> _Instruction_: Across the entries below, how many lines contain the word "专家指出"? Give the number alone.

> _The data_:
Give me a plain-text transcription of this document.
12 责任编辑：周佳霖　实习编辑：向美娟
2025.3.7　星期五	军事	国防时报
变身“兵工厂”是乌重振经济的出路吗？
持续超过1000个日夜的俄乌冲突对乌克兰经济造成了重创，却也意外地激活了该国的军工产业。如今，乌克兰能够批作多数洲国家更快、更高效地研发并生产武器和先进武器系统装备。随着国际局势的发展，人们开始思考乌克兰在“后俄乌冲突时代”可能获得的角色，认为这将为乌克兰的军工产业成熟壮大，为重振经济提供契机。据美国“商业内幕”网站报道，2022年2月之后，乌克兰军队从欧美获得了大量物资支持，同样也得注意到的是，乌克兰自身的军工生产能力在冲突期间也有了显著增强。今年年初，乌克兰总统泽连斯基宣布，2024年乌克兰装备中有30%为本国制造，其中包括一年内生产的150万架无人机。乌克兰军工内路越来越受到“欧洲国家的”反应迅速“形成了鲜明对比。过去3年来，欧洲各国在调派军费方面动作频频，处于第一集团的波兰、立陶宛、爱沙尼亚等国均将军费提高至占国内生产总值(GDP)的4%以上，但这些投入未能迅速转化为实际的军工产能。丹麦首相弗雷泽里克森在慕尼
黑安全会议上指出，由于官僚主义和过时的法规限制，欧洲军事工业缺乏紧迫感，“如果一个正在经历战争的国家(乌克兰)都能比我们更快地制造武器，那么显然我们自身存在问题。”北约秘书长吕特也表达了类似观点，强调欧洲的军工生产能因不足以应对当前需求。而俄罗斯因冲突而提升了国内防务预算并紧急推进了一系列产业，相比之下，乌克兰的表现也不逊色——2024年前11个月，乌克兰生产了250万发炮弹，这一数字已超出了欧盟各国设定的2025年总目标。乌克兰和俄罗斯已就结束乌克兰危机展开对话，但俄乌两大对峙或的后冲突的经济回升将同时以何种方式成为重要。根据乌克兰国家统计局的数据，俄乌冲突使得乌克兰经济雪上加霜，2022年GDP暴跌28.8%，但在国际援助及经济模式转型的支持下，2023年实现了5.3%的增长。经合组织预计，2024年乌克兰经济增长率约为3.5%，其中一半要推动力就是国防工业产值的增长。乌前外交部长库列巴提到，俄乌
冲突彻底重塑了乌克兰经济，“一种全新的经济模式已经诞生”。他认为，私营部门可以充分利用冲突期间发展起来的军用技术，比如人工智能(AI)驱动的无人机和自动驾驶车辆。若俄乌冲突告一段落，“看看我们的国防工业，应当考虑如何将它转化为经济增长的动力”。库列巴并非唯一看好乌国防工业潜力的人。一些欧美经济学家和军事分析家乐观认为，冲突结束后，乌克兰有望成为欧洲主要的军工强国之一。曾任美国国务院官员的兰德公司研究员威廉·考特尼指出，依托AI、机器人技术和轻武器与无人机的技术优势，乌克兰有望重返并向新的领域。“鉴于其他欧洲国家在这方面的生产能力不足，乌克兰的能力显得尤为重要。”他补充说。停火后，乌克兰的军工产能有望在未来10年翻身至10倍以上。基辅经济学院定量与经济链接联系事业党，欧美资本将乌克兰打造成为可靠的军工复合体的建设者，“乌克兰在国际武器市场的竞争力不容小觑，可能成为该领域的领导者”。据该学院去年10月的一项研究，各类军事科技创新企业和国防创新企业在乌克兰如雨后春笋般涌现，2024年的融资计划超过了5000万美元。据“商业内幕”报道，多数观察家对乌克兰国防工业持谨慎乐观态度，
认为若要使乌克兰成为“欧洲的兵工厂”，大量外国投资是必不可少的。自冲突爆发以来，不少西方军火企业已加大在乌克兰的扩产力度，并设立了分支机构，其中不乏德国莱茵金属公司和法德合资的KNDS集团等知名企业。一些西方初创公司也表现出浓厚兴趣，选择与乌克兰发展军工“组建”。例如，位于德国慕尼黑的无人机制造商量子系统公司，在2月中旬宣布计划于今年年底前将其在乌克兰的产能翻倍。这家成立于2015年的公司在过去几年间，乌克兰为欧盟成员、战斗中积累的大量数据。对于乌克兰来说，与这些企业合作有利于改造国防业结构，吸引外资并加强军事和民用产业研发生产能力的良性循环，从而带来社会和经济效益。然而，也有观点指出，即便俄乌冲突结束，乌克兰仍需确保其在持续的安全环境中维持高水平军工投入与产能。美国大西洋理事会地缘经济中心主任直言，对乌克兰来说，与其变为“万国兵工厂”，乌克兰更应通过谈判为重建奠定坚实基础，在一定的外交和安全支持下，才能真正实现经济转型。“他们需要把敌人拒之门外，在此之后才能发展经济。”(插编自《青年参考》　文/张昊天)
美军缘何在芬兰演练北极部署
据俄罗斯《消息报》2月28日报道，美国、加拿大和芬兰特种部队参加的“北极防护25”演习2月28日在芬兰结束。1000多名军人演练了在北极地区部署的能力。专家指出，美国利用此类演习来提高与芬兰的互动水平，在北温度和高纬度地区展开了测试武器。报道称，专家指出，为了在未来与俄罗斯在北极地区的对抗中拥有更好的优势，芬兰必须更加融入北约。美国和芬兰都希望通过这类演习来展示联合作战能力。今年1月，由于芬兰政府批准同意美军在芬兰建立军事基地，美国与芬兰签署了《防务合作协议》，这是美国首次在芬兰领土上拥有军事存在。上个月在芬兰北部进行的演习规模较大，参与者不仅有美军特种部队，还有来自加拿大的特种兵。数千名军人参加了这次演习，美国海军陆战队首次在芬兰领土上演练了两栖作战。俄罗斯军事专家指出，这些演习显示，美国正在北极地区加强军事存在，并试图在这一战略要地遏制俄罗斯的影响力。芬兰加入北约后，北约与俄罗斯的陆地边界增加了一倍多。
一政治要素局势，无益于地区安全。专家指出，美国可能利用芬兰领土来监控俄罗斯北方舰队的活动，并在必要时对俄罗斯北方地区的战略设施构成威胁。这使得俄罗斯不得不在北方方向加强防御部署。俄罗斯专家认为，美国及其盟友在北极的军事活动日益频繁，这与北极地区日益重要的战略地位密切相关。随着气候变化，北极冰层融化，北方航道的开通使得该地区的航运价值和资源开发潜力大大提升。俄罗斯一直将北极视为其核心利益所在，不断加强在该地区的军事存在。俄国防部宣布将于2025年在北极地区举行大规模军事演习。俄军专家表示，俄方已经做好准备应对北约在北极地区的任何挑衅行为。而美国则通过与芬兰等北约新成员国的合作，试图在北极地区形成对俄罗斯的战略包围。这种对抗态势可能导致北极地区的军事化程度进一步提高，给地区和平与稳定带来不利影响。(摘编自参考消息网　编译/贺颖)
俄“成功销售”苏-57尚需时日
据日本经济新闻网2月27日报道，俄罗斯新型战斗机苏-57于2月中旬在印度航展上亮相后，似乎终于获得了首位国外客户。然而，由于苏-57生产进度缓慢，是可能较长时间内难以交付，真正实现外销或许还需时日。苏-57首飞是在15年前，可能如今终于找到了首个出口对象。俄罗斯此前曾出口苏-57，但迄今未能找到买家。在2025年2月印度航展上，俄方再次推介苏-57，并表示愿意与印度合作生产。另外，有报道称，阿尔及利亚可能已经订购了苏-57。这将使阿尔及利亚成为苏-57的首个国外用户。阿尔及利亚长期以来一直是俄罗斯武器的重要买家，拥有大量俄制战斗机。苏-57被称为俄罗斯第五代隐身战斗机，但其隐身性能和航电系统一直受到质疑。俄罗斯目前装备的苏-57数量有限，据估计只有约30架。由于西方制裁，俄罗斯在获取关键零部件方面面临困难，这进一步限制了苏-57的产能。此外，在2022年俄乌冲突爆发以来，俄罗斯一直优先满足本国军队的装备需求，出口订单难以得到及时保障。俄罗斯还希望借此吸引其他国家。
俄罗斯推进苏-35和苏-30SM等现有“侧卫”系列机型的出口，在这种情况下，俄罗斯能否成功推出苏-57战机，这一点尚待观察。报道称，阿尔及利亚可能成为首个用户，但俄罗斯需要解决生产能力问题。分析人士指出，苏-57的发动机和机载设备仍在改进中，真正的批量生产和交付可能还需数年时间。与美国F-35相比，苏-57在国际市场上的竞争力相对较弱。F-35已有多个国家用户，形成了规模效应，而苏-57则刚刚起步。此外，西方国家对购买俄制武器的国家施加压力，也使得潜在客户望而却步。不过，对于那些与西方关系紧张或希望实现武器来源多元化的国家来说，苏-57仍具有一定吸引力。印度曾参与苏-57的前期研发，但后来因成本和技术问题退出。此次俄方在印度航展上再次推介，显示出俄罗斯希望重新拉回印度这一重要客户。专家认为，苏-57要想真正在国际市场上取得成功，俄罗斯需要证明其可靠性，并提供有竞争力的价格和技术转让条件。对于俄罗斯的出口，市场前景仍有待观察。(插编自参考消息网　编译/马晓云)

> _Expected output_: 2